-------- Material

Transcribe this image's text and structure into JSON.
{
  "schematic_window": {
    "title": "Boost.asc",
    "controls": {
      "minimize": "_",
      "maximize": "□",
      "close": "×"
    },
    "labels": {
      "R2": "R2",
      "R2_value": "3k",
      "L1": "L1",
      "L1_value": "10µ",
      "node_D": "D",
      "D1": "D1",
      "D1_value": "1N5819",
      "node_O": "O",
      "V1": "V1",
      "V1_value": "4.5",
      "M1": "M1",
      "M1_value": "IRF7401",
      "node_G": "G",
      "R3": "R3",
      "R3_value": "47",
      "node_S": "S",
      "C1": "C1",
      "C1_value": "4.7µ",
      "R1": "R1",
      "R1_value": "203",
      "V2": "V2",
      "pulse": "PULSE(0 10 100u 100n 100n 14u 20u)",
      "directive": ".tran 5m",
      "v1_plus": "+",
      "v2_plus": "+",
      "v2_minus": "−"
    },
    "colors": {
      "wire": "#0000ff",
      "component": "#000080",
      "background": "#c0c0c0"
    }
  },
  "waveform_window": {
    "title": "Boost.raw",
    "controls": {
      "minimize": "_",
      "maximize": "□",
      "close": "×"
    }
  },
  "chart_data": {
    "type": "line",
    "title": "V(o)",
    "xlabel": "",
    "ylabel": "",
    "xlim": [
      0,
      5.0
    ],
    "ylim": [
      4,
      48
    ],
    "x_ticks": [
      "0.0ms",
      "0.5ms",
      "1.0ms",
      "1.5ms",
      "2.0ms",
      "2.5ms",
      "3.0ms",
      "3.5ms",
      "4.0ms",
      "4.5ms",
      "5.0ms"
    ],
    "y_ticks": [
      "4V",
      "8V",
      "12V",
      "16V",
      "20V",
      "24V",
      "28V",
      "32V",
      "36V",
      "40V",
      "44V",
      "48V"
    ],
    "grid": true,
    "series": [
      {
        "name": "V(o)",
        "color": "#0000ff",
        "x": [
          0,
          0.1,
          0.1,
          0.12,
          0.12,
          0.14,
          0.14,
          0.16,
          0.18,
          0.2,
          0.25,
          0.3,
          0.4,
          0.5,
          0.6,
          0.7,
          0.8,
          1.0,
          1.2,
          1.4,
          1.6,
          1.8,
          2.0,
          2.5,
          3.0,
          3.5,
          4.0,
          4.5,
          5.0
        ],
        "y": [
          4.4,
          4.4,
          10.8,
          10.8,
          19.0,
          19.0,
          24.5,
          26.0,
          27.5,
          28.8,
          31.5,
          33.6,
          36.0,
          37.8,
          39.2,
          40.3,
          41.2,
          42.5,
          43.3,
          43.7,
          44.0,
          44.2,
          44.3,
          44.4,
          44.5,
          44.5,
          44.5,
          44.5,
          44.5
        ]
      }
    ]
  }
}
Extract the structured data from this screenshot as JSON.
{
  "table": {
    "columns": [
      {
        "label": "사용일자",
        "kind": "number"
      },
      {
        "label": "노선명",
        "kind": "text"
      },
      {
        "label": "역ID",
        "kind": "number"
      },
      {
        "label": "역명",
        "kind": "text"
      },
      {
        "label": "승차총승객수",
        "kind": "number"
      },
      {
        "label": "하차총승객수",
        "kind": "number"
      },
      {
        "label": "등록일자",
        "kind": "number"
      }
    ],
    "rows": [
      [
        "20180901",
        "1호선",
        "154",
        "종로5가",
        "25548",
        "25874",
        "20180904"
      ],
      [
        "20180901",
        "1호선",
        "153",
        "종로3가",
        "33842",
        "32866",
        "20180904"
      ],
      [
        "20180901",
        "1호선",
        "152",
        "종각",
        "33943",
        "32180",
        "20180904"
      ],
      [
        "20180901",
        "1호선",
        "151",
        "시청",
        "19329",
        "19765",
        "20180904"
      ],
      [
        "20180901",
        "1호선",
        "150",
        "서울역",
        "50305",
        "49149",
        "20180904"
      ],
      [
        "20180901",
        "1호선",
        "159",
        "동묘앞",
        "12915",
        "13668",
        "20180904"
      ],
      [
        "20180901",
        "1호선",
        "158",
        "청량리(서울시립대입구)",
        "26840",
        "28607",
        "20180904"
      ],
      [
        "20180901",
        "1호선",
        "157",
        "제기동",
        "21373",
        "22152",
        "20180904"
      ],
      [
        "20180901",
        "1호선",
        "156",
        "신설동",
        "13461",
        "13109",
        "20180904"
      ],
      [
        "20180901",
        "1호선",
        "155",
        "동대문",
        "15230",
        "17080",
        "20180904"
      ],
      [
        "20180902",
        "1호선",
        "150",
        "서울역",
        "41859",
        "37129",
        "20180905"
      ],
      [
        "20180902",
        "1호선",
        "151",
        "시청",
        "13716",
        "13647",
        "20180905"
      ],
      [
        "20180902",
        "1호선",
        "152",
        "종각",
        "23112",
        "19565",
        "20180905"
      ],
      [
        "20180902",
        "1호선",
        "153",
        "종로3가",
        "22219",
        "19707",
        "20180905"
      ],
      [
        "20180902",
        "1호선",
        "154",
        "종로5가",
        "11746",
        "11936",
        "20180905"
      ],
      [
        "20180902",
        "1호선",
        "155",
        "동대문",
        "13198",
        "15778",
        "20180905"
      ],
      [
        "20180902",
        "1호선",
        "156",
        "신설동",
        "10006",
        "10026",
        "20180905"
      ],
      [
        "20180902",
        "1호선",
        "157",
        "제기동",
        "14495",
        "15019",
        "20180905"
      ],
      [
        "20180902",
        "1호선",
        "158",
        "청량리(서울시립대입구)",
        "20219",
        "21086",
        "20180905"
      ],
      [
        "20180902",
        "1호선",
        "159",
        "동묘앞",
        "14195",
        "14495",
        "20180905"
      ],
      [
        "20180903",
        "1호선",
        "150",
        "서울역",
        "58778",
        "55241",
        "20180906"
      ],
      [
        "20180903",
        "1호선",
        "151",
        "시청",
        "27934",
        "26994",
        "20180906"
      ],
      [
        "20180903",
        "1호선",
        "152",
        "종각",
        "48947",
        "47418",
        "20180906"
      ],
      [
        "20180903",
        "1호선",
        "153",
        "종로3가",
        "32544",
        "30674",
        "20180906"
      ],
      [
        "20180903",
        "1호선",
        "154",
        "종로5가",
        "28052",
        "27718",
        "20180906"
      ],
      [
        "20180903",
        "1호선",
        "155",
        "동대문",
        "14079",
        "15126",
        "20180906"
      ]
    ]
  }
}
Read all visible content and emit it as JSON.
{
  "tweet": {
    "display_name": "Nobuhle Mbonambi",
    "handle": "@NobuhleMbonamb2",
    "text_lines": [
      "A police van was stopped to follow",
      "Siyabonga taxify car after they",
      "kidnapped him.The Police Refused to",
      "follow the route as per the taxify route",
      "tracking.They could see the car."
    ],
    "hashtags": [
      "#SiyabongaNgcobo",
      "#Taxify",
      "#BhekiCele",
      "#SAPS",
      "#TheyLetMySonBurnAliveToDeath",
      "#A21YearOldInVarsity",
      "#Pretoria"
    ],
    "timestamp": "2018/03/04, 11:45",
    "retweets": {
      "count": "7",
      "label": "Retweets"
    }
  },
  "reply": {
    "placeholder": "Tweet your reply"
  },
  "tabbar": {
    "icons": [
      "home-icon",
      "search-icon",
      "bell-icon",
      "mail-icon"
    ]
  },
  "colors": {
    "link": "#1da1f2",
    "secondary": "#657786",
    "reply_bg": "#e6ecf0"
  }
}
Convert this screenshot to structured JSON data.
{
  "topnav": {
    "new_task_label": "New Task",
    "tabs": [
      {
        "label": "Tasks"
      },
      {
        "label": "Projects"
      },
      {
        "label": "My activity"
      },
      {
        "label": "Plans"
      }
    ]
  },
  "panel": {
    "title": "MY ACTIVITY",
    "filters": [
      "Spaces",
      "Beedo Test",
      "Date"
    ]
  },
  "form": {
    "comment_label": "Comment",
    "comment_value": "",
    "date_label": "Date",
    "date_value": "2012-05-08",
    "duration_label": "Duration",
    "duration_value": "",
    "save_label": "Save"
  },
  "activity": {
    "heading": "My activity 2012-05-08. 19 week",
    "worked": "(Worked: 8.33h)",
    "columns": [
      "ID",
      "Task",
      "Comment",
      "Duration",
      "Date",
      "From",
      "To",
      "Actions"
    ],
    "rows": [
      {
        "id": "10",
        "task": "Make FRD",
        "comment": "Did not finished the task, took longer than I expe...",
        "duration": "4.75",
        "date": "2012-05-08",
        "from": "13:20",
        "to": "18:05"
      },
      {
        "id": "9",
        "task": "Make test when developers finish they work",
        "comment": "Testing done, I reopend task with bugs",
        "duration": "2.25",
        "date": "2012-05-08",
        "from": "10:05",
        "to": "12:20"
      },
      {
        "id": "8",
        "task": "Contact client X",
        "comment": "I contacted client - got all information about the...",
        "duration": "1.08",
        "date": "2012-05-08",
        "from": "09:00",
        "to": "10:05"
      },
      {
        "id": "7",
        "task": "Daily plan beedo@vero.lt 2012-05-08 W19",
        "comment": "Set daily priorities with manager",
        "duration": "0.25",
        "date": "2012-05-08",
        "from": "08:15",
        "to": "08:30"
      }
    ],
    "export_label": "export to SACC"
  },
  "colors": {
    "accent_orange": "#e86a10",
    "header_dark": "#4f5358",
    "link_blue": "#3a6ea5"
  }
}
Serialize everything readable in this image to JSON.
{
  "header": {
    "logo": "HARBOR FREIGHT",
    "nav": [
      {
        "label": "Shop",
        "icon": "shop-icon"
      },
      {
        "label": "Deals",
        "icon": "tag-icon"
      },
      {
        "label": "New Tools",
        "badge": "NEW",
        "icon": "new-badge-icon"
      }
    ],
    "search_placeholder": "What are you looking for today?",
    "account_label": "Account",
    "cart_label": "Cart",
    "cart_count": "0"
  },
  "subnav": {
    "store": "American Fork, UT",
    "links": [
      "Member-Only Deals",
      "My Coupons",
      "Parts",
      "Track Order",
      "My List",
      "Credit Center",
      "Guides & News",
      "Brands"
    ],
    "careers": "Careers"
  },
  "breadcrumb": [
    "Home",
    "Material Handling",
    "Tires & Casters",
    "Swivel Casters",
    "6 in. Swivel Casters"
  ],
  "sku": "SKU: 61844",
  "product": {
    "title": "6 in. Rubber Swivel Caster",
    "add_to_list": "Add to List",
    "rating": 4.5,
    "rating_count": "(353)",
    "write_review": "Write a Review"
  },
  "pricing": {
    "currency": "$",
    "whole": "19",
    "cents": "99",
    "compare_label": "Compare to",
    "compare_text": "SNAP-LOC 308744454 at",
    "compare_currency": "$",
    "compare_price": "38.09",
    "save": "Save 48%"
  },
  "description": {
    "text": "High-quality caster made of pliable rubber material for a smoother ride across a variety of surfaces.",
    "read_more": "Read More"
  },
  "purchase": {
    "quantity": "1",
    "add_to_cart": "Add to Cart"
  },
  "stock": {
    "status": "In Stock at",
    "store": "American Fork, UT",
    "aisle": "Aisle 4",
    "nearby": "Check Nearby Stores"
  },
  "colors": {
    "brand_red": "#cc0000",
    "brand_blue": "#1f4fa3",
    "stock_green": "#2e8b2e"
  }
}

----------------

=== Exercise brief ===
Pick out each line containing "Casters" and report it.

=== Exercise answer ===
    "Tires & Casters",
    "Swivel Casters",
    "6 in. Swivel Casters"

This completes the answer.